**TASK TO CARRY OUT**
Transcribe all of the records word for word, but omit the pictures.

** START RECORDS SUPPLIED **

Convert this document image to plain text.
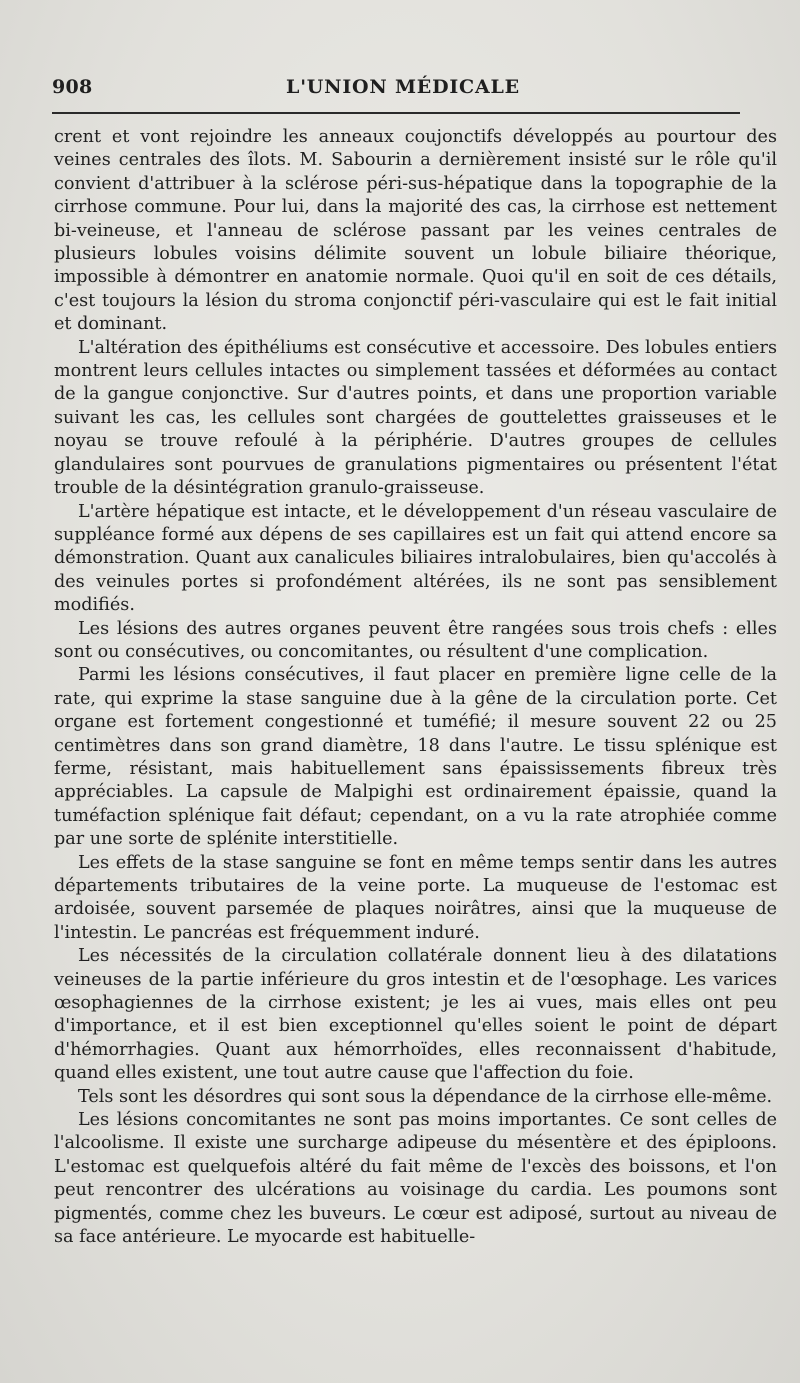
908	L'UNION MÉDICALE

crent et vont rejoindre les anneaux coujonctifs développés au pourtour des veines centrales des îlots. M. Sabourin a dernièrement insisté sur le rôle qu'il convient d'attribuer à la sclérose péri-sus-hépatique dans la topographie de la cirrhose commune. Pour lui, dans la majorité des cas, la cirrhose est nettement bi-veineuse, et l'anneau de sclérose passant par les veines centrales de plusieurs lobules voisins délimite souvent un lobule biliaire théorique, impossible à démontrer en anatomie normale. Quoi qu'il en soit de ces détails, c'est toujours la lésion du stroma conjonctif péri-vasculaire qui est le fait initial et dominant.

L'altération des épithéliums est consécutive et accessoire. Des lobules entiers montrent leurs cellules intactes ou simplement tassées et déformées au contact de la gangue conjonctive. Sur d'autres points, et dans une proportion variable suivant les cas, les cellules sont chargées de gouttelettes graisseuses et le noyau se trouve refoulé à la périphérie. D'autres groupes de cellules glandulaires sont pourvues de granulations pigmentaires ou présentent l'état trouble de la désintégration granulo-graisseuse.

L'artère hépatique est intacte, et le développement d'un réseau vasculaire de suppléance formé aux dépens de ses capillaires est un fait qui attend encore sa démonstration. Quant aux canalicules biliaires intralobulaires, bien qu'accolés à des veinules portes si profondément altérées, ils ne sont pas sensiblement modifiés.

Les lésions des autres organes peuvent être rangées sous trois chefs : elles sont ou consécutives, ou concomitantes, ou résultent d'une complication.

Parmi les lésions consécutives, il faut placer en première ligne celle de la rate, qui exprime la stase sanguine due à la gêne de la circulation porte. Cet organe est fortement congestionné et tuméfié; il mesure souvent 22 ou 25 centimètres dans son grand diamètre, 18 dans l'autre. Le tissu splénique est ferme, résistant, mais habituellement sans épaississements fibreux très appréciables. La capsule de Malpighi est ordinairement épaissie, quand la tuméfaction splénique fait défaut; cependant, on a vu la rate atrophiée comme par une sorte de splénite interstitielle.

Les effets de la stase sanguine se font en même temps sentir dans les autres départements tributaires de la veine porte. La muqueuse de l'estomac est ardoisée, souvent parsemée de plaques noirâtres, ainsi que la muqueuse de l'intestin. Le pancréas est fréquemment induré.

Les nécessités de la circulation collatérale donnent lieu à des dilatations veineuses de la partie inférieure du gros intestin et de l'œsophage. Les varices œsophagiennes de la cirrhose existent; je les ai vues, mais elles ont peu d'importance, et il est bien exceptionnel qu'elles soient le point de départ d'hémorrhagies. Quant aux hémorrhoïdes, elles reconnaissent d'habitude, quand elles existent, une tout autre cause que l'affection du foie.

Tels sont les désordres qui sont sous la dépendance de la cirrhose elle-même.

Les lésions concomitantes ne sont pas moins importantes. Ce sont celles de l'alcoolisme. Il existe une surcharge adipeuse du mésentère et des épiploons. L'estomac est quelquefois altéré du fait même de l'excès des boissons, et l'on peut rencontrer des ulcérations au voisinage du cardia. Les poumons sont pigmentés, comme chez les buveurs. Le cœur est adiposé, surtout au niveau de sa face antérieure. Le myocarde est habituelle-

** END RECORDS SUPPLIED **

**TASK RESULT**
Convert this document image to plain text.
908	L'UNION MÉDICALE

crent et vont rejoindre les anneaux coujonctifs développés au pourtour des veines centrales des îlots. M. Sabourin a dernièrement insisté sur le rôle qu'il convient d'attribuer à la sclérose péri-sus-hépatique dans la topographie de la cirrhose commune. Pour lui, dans la majorité des cas, la cirrhose est nettement bi-veineuse, et l'anneau de sclérose passant par les veines centrales de plusieurs lobules voisins délimite souvent un lobule biliaire théorique, impossible à démontrer en anatomie normale. Quoi qu'il en soit de ces détails, c'est toujours la lésion du stroma conjonctif péri-vasculaire qui est le fait initial et dominant.

L'altération des épithéliums est consécutive et accessoire. Des lobules entiers montrent leurs cellules intactes ou simplement tassées et déformées au contact de la gangue conjonctive. Sur d'autres points, et dans une proportion variable suivant les cas, les cellules sont chargées de gouttelettes graisseuses et le noyau se trouve refoulé à la périphérie. D'autres groupes de cellules glandulaires sont pourvues de granulations pigmentaires ou présentent l'état trouble de la désintégration granulo-graisseuse.

L'artère hépatique est intacte, et le développement d'un réseau vasculaire de suppléance formé aux dépens de ses capillaires est un fait qui attend encore sa démonstration. Quant aux canalicules biliaires intralobulaires, bien qu'accolés à des veinules portes si profondément altérées, ils ne sont pas sensiblement modifiés.

Les lésions des autres organes peuvent être rangées sous trois chefs : elles sont ou consécutives, ou concomitantes, ou résultent d'une complication.

Parmi les lésions consécutives, il faut placer en première ligne celle de la rate, qui exprime la stase sanguine due à la gêne de la circulation porte. Cet organe est fortement congestionné et tuméfié; il mesure souvent 22 ou 25 centimètres dans son grand diamètre, 18 dans l'autre. Le tissu splénique est ferme, résistant, mais habituellement sans épaississements fibreux très appréciables. La capsule de Malpighi est ordinairement épaissie, quand la tuméfaction splénique fait défaut; cependant, on a vu la rate atrophiée comme par une sorte de splénite interstitielle.

Les effets de la stase sanguine se font en même temps sentir dans les autres départements tributaires de la veine porte. La muqueuse de l'estomac est ardoisée, souvent parsemée de plaques noirâtres, ainsi que la muqueuse de l'intestin. Le pancréas est fréquemment induré.

Les nécessités de la circulation collatérale donnent lieu à des dilatations veineuses de la partie inférieure du gros intestin et de l'œsophage. Les varices œsophagiennes de la cirrhose existent; je les ai vues, mais elles ont peu d'importance, et il est bien exceptionnel qu'elles soient le point de départ d'hémorrhagies. Quant aux hémorrhoïdes, elles reconnaissent d'habitude, quand elles existent, une tout autre cause que l'affection du foie.

Tels sont les désordres qui sont sous la dépendance de la cirrhose elle-même.

Les lésions concomitantes ne sont pas moins importantes. Ce sont celles de l'alcoolisme. Il existe une surcharge adipeuse du mésentère et des épiploons. L'estomac est quelquefois altéré du fait même de l'excès des boissons, et l'on peut rencontrer des ulcérations au voisinage du cardia. Les poumons sont pigmentés, comme chez les buveurs. Le cœur est adiposé, surtout au niveau de sa face antérieure. Le myocarde est habituelle-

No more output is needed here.